#### [Work to be completed]
Please transcribe the data below exactly. Leave the pictures out.
━━━━
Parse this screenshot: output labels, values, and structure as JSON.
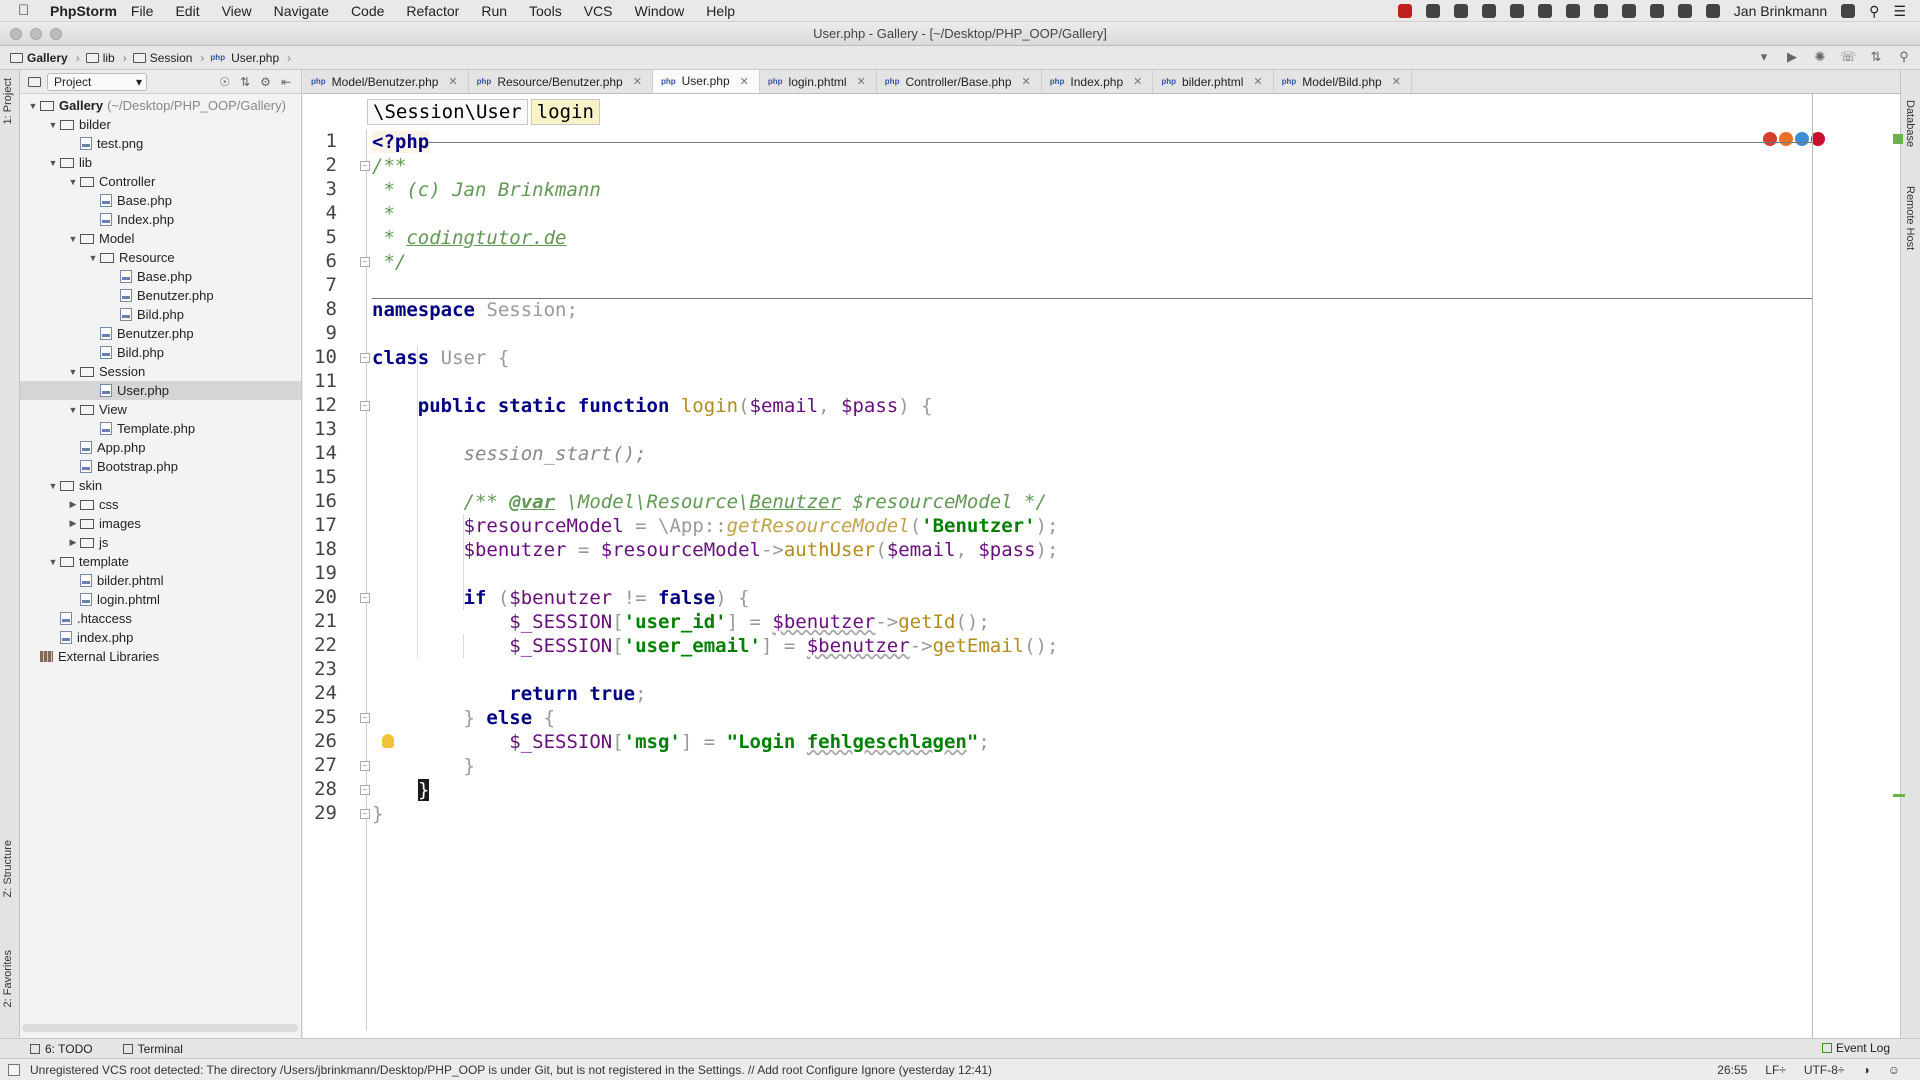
{
  "menubar": {
    "app": "PhpStorm",
    "items": [
      "File",
      "Edit",
      "View",
      "Navigate",
      "Code",
      "Refactor",
      "Run",
      "Tools",
      "VCS",
      "Window",
      "Help"
    ],
    "user": "Jan Brinkmann"
  },
  "window": {
    "title": "User.php - Gallery - [~/Desktop/PHP_OOP/Gallery]"
  },
  "navbar": {
    "crumbs": [
      "Gallery",
      "lib",
      "Session",
      "User.php"
    ]
  },
  "sidebars": {
    "left": [
      "1: Project",
      "Z: Structure",
      "2: Favorites"
    ],
    "right": [
      "Database",
      "Remote Host"
    ]
  },
  "project": {
    "view": "Project",
    "tree": [
      {
        "label": "Gallery",
        "extra": "(~/Desktop/PHP_OOP/Gallery)",
        "depth": 0,
        "type": "dir",
        "open": true,
        "bold": true
      },
      {
        "label": "bilder",
        "depth": 1,
        "type": "dir",
        "open": true
      },
      {
        "label": "test.png",
        "depth": 2,
        "type": "file"
      },
      {
        "label": "lib",
        "depth": 1,
        "type": "dir",
        "open": true
      },
      {
        "label": "Controller",
        "depth": 2,
        "type": "dir",
        "open": true
      },
      {
        "label": "Base.php",
        "depth": 3,
        "type": "file"
      },
      {
        "label": "Index.php",
        "depth": 3,
        "type": "file"
      },
      {
        "label": "Model",
        "depth": 2,
        "type": "dir",
        "open": true
      },
      {
        "label": "Resource",
        "depth": 3,
        "type": "dir",
        "open": true
      },
      {
        "label": "Base.php",
        "depth": 4,
        "type": "file"
      },
      {
        "label": "Benutzer.php",
        "depth": 4,
        "type": "file"
      },
      {
        "label": "Bild.php",
        "depth": 4,
        "type": "file"
      },
      {
        "label": "Benutzer.php",
        "depth": 3,
        "type": "file"
      },
      {
        "label": "Bild.php",
        "depth": 3,
        "type": "file"
      },
      {
        "label": "Session",
        "depth": 2,
        "type": "dir",
        "open": true
      },
      {
        "label": "User.php",
        "depth": 3,
        "type": "file",
        "selected": true
      },
      {
        "label": "View",
        "depth": 2,
        "type": "dir",
        "open": true
      },
      {
        "label": "Template.php",
        "depth": 3,
        "type": "file"
      },
      {
        "label": "App.php",
        "depth": 2,
        "type": "file"
      },
      {
        "label": "Bootstrap.php",
        "depth": 2,
        "type": "file"
      },
      {
        "label": "skin",
        "depth": 1,
        "type": "dir",
        "open": true
      },
      {
        "label": "css",
        "depth": 2,
        "type": "dir",
        "open": false
      },
      {
        "label": "images",
        "depth": 2,
        "type": "dir",
        "open": false
      },
      {
        "label": "js",
        "depth": 2,
        "type": "dir",
        "open": false
      },
      {
        "label": "template",
        "depth": 1,
        "type": "dir",
        "open": true
      },
      {
        "label": "bilder.phtml",
        "depth": 2,
        "type": "file"
      },
      {
        "label": "login.phtml",
        "depth": 2,
        "type": "file"
      },
      {
        "label": ".htaccess",
        "depth": 1,
        "type": "file"
      },
      {
        "label": "index.php",
        "depth": 1,
        "type": "file"
      },
      {
        "label": "External Libraries",
        "depth": 0,
        "type": "lib"
      }
    ]
  },
  "tabs": [
    {
      "label": "Model/Benutzer.php"
    },
    {
      "label": "Resource/Benutzer.php"
    },
    {
      "label": "User.php",
      "active": true
    },
    {
      "label": "login.phtml"
    },
    {
      "label": "Controller/Base.php"
    },
    {
      "label": "Index.php"
    },
    {
      "label": "bilder.phtml"
    },
    {
      "label": "Model/Bild.php"
    }
  ],
  "editor": {
    "breadcrumb": [
      "\\Session\\User",
      "login"
    ],
    "line_numbers": [
      "1",
      "2",
      "3",
      "4",
      "5",
      "6",
      "7",
      "8",
      "9",
      "10",
      "11",
      "12",
      "13",
      "14",
      "15",
      "16",
      "17",
      "18",
      "19",
      "20",
      "21",
      "22",
      "23",
      "24",
      "25",
      "26",
      "27",
      "28",
      "29"
    ],
    "code": {
      "l1": "<?php",
      "l2": "/**",
      "l3": " * (c) Jan Brinkmann",
      "l4": " *",
      "l5a": " * ",
      "l5b": "codingtutor.de",
      "l6": " */",
      "l8a": "namespace",
      "l8b": " Session",
      "l8c": ";",
      "l10a": "class",
      "l10b": " User {",
      "l12a": "    public static function ",
      "l12b": "login",
      "l12c": "(",
      "l12d": "$email",
      "l12e": ", ",
      "l12f": "$pass",
      "l12g": ") {",
      "l14": "        session_start();",
      "l16a": "        /** ",
      "l16b": "@var",
      "l16c": " \\Model\\Resource\\",
      "l16d": "Benutzer",
      "l16e": " $resourceModel */",
      "l17a": "        $resourceModel",
      "l17b": " = \\",
      "l17c": "App",
      "l17d": "::",
      "l17e": "getResourceModel",
      "l17f": "(",
      "l17g": "'Benutzer'",
      "l17h": ");",
      "l18a": "        $benutzer",
      "l18b": " = ",
      "l18c": "$resourceModel",
      "l18d": "->",
      "l18e": "authUser",
      "l18f": "(",
      "l18g": "$email",
      "l18h": ", ",
      "l18i": "$pass",
      "l18j": ");",
      "l20a": "        if",
      "l20b": " (",
      "l20c": "$benutzer",
      "l20d": " != ",
      "l20e": "false",
      "l20f": ") {",
      "l21a": "            $_SESSION",
      "l21b": "[",
      "l21c": "'user_id'",
      "l21d": "] = ",
      "l21e": "$benutzer",
      "l21f": "->",
      "l21g": "getId",
      "l21h": "();",
      "l22a": "            $_SESSION",
      "l22b": "[",
      "l22c": "'user_email'",
      "l22d": "] = ",
      "l22e": "$benutzer",
      "l22f": "->",
      "l22g": "getEmail",
      "l22h": "();",
      "l24a": "            return true",
      "l24b": ";",
      "l25a": "        } ",
      "l25b": "else",
      "l25c": " {",
      "l26a": "            $_SESSION",
      "l26b": "[",
      "l26c": "'msg'",
      "l26d": "] = ",
      "l26e": "\"Login ",
      "l26f": "fehlgeschlagen",
      "l26g": "\"",
      "l26h": ";",
      "l27": "        }",
      "l28": "}",
      "l29": "}"
    }
  },
  "bottom": {
    "todo": "6: TODO",
    "terminal": "Terminal",
    "eventlog": "Event Log",
    "status_message": "Unregistered VCS root detected: The directory /Users/jbrinkmann/Desktop/PHP_OOP is under Git, but is not registered in the Settings. // Add root  Configure  Ignore (yesterday 12:41)",
    "position": "26:55",
    "line_sep": "LF÷",
    "encoding": "UTF-8÷"
  }
}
━━━━
#### [Output of the exercise]
Parse this screenshot: output labels, values, and structure as JSON.
{
  "menubar": {
    "app": "PhpStorm",
    "items": [
      "File",
      "Edit",
      "View",
      "Navigate",
      "Code",
      "Refactor",
      "Run",
      "Tools",
      "VCS",
      "Window",
      "Help"
    ],
    "user": "Jan Brinkmann"
  },
  "window": {
    "title": "User.php - Gallery - [~/Desktop/PHP_OOP/Gallery]"
  },
  "navbar": {
    "crumbs": [
      "Gallery",
      "lib",
      "Session",
      "User.php"
    ]
  },
  "sidebars": {
    "left": [
      "1: Project",
      "Z: Structure",
      "2: Favorites"
    ],
    "right": [
      "Database",
      "Remote Host"
    ]
  },
  "project": {
    "view": "Project",
    "tree": [
      {
        "label": "Gallery",
        "extra": "(~/Desktop/PHP_OOP/Gallery)",
        "depth": 0,
        "type": "dir",
        "open": true,
        "bold": true
      },
      {
        "label": "bilder",
        "depth": 1,
        "type": "dir",
        "open": true
      },
      {
        "label": "test.png",
        "depth": 2,
        "type": "file"
      },
      {
        "label": "lib",
        "depth": 1,
        "type": "dir",
        "open": true
      },
      {
        "label": "Controller",
        "depth": 2,
        "type": "dir",
        "open": true
      },
      {
        "label": "Base.php",
        "depth": 3,
        "type": "file"
      },
      {
        "label": "Index.php",
        "depth": 3,
        "type": "file"
      },
      {
        "label": "Model",
        "depth": 2,
        "type": "dir",
        "open": true
      },
      {
        "label": "Resource",
        "depth": 3,
        "type": "dir",
        "open": true
      },
      {
        "label": "Base.php",
        "depth": 4,
        "type": "file"
      },
      {
        "label": "Benutzer.php",
        "depth": 4,
        "type": "file"
      },
      {
        "label": "Bild.php",
        "depth": 4,
        "type": "file"
      },
      {
        "label": "Benutzer.php",
        "depth": 3,
        "type": "file"
      },
      {
        "label": "Bild.php",
        "depth": 3,
        "type": "file"
      },
      {
        "label": "Session",
        "depth": 2,
        "type": "dir",
        "open": true
      },
      {
        "label": "User.php",
        "depth": 3,
        "type": "file",
        "selected": true
      },
      {
        "label": "View",
        "depth": 2,
        "type": "dir",
        "open": true
      },
      {
        "label": "Template.php",
        "depth": 3,
        "type": "file"
      },
      {
        "label": "App.php",
        "depth": 2,
        "type": "file"
      },
      {
        "label": "Bootstrap.php",
        "depth": 2,
        "type": "file"
      },
      {
        "label": "skin",
        "depth": 1,
        "type": "dir",
        "open": true
      },
      {
        "label": "css",
        "depth": 2,
        "type": "dir",
        "open": false
      },
      {
        "label": "images",
        "depth": 2,
        "type": "dir",
        "open": false
      },
      {
        "label": "js",
        "depth": 2,
        "type": "dir",
        "open": false
      },
      {
        "label": "template",
        "depth": 1,
        "type": "dir",
        "open": true
      },
      {
        "label": "bilder.phtml",
        "depth": 2,
        "type": "file"
      },
      {
        "label": "login.phtml",
        "depth": 2,
        "type": "file"
      },
      {
        "label": ".htaccess",
        "depth": 1,
        "type": "file"
      },
      {
        "label": "index.php",
        "depth": 1,
        "type": "file"
      },
      {
        "label": "External Libraries",
        "depth": 0,
        "type": "lib"
      }
    ]
  },
  "tabs": [
    {
      "label": "Model/Benutzer.php"
    },
    {
      "label": "Resource/Benutzer.php"
    },
    {
      "label": "User.php",
      "active": true
    },
    {
      "label": "login.phtml"
    },
    {
      "label": "Controller/Base.php"
    },
    {
      "label": "Index.php"
    },
    {
      "label": "bilder.phtml"
    },
    {
      "label": "Model/Bild.php"
    }
  ],
  "editor": {
    "breadcrumb": [
      "\\Session\\User",
      "login"
    ],
    "line_numbers": [
      "1",
      "2",
      "3",
      "4",
      "5",
      "6",
      "7",
      "8",
      "9",
      "10",
      "11",
      "12",
      "13",
      "14",
      "15",
      "16",
      "17",
      "18",
      "19",
      "20",
      "21",
      "22",
      "23",
      "24",
      "25",
      "26",
      "27",
      "28",
      "29"
    ],
    "code": {
      "l1": "<?php",
      "l2": "/**",
      "l3": " * (c) Jan Brinkmann",
      "l4": " *",
      "l5a": " * ",
      "l5b": "codingtutor.de",
      "l6": " */",
      "l8a": "namespace",
      "l8b": " Session",
      "l8c": ";",
      "l10a": "class",
      "l10b": " User {",
      "l12a": "    public static function ",
      "l12b": "login",
      "l12c": "(",
      "l12d": "$email",
      "l12e": ", ",
      "l12f": "$pass",
      "l12g": ") {",
      "l14": "        session_start();",
      "l16a": "        /** ",
      "l16b": "@var",
      "l16c": " \\Model\\Resource\\",
      "l16d": "Benutzer",
      "l16e": " $resourceModel */",
      "l17a": "        $resourceModel",
      "l17b": " = \\",
      "l17c": "App",
      "l17d": "::",
      "l17e": "getResourceModel",
      "l17f": "(",
      "l17g": "'Benutzer'",
      "l17h": ");",
      "l18a": "        $benutzer",
      "l18b": " = ",
      "l18c": "$resourceModel",
      "l18d": "->",
      "l18e": "authUser",
      "l18f": "(",
      "l18g": "$email",
      "l18h": ", ",
      "l18i": "$pass",
      "l18j": ");",
      "l20a": "        if",
      "l20b": " (",
      "l20c": "$benutzer",
      "l20d": " != ",
      "l20e": "false",
      "l20f": ") {",
      "l21a": "            $_SESSION",
      "l21b": "[",
      "l21c": "'user_id'",
      "l21d": "] = ",
      "l21e": "$benutzer",
      "l21f": "->",
      "l21g": "getId",
      "l21h": "();",
      "l22a": "            $_SESSION",
      "l22b": "[",
      "l22c": "'user_email'",
      "l22d": "] = ",
      "l22e": "$benutzer",
      "l22f": "->",
      "l22g": "getEmail",
      "l22h": "();",
      "l24a": "            return true",
      "l24b": ";",
      "l25a": "        } ",
      "l25b": "else",
      "l25c": " {",
      "l26a": "            $_SESSION",
      "l26b": "[",
      "l26c": "'msg'",
      "l26d": "] = ",
      "l26e": "\"Login ",
      "l26f": "fehlgeschlagen",
      "l26g": "\"",
      "l26h": ";",
      "l27": "        }",
      "l28": "}",
      "l29": "}"
    }
  },
  "bottom": {
    "todo": "6: TODO",
    "terminal": "Terminal",
    "eventlog": "Event Log",
    "status_message": "Unregistered VCS root detected: The directory /Users/jbrinkmann/Desktop/PHP_OOP is under Git, but is not registered in the Settings. // Add root  Configure  Ignore (yesterday 12:41)",
    "position": "26:55",
    "line_sep": "LF÷",
    "encoding": "UTF-8÷"
  }
}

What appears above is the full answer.